PROBLEM DESCRIPTION: Work through the records below and tally every line containing "color". Reply with the total alone.

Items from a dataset
- - - - -

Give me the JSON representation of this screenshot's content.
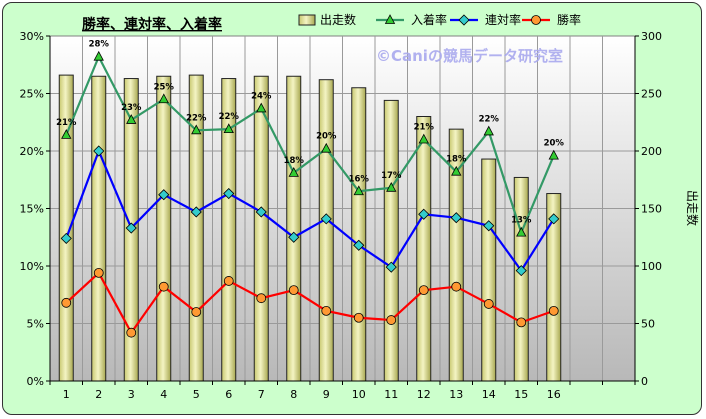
{
  "chart_data": {
    "type": "bar+line",
    "title": "勝率、連対率、入着率",
    "watermark": "©Caniの競馬データ研究室",
    "y2label": "出走数",
    "categories": [
      "1",
      "2",
      "3",
      "4",
      "5",
      "6",
      "7",
      "8",
      "9",
      "10",
      "11",
      "12",
      "13",
      "14",
      "15",
      "16"
    ],
    "y_ticks": [
      "0%",
      "5%",
      "10%",
      "15%",
      "20%",
      "25%",
      "30%"
    ],
    "y2_ticks": [
      "0",
      "50",
      "100",
      "150",
      "200",
      "250",
      "300"
    ],
    "ylim": [
      0,
      30
    ],
    "y2lim": [
      0,
      300
    ],
    "grid": true,
    "legend_position": "top",
    "bars": {
      "name": "出走数",
      "color": "#e6e699",
      "values": [
        266,
        265,
        263,
        265,
        266,
        263,
        265,
        265,
        262,
        255,
        244,
        230,
        219,
        193,
        177,
        163
      ]
    },
    "series": [
      {
        "name": "入着率",
        "color": "#339966",
        "marker": "triangle",
        "values": [
          21.4,
          28.2,
          22.7,
          24.5,
          21.8,
          21.9,
          23.7,
          18.1,
          20.2,
          16.5,
          16.8,
          21.0,
          18.2,
          21.7,
          12.9,
          19.6
        ],
        "labels": [
          "21%",
          "28%",
          "23%",
          "25%",
          "22%",
          "22%",
          "24%",
          "18%",
          "20%",
          "16%",
          "17%",
          "21%",
          "18%",
          "22%",
          "13%",
          "20%"
        ]
      },
      {
        "name": "連対率",
        "color": "#0000ff",
        "marker": "diamond",
        "values": [
          12.4,
          20.0,
          13.3,
          16.2,
          14.7,
          16.3,
          14.7,
          12.5,
          14.1,
          11.8,
          9.9,
          14.5,
          14.2,
          13.5,
          9.6,
          14.1
        ]
      },
      {
        "name": "勝率",
        "color": "#ff0000",
        "marker": "circle",
        "values": [
          6.8,
          9.4,
          4.2,
          8.2,
          6.0,
          8.7,
          7.2,
          7.9,
          6.1,
          5.5,
          5.3,
          7.9,
          8.2,
          6.7,
          5.1,
          6.1
        ]
      }
    ]
  }
}
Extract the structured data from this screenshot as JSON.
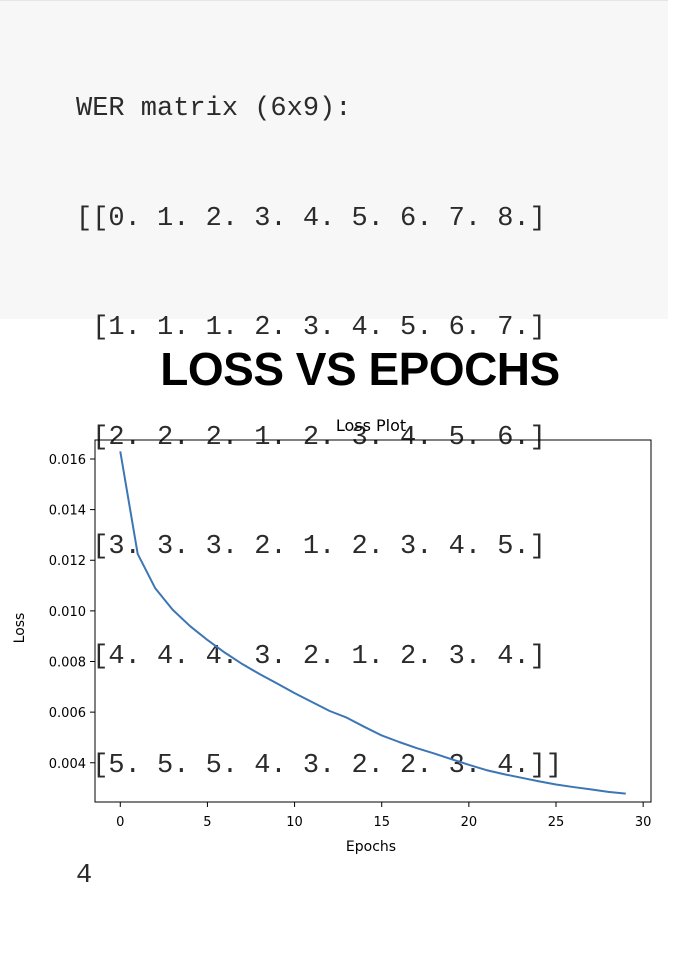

- - - - -

TASK RESULT: 4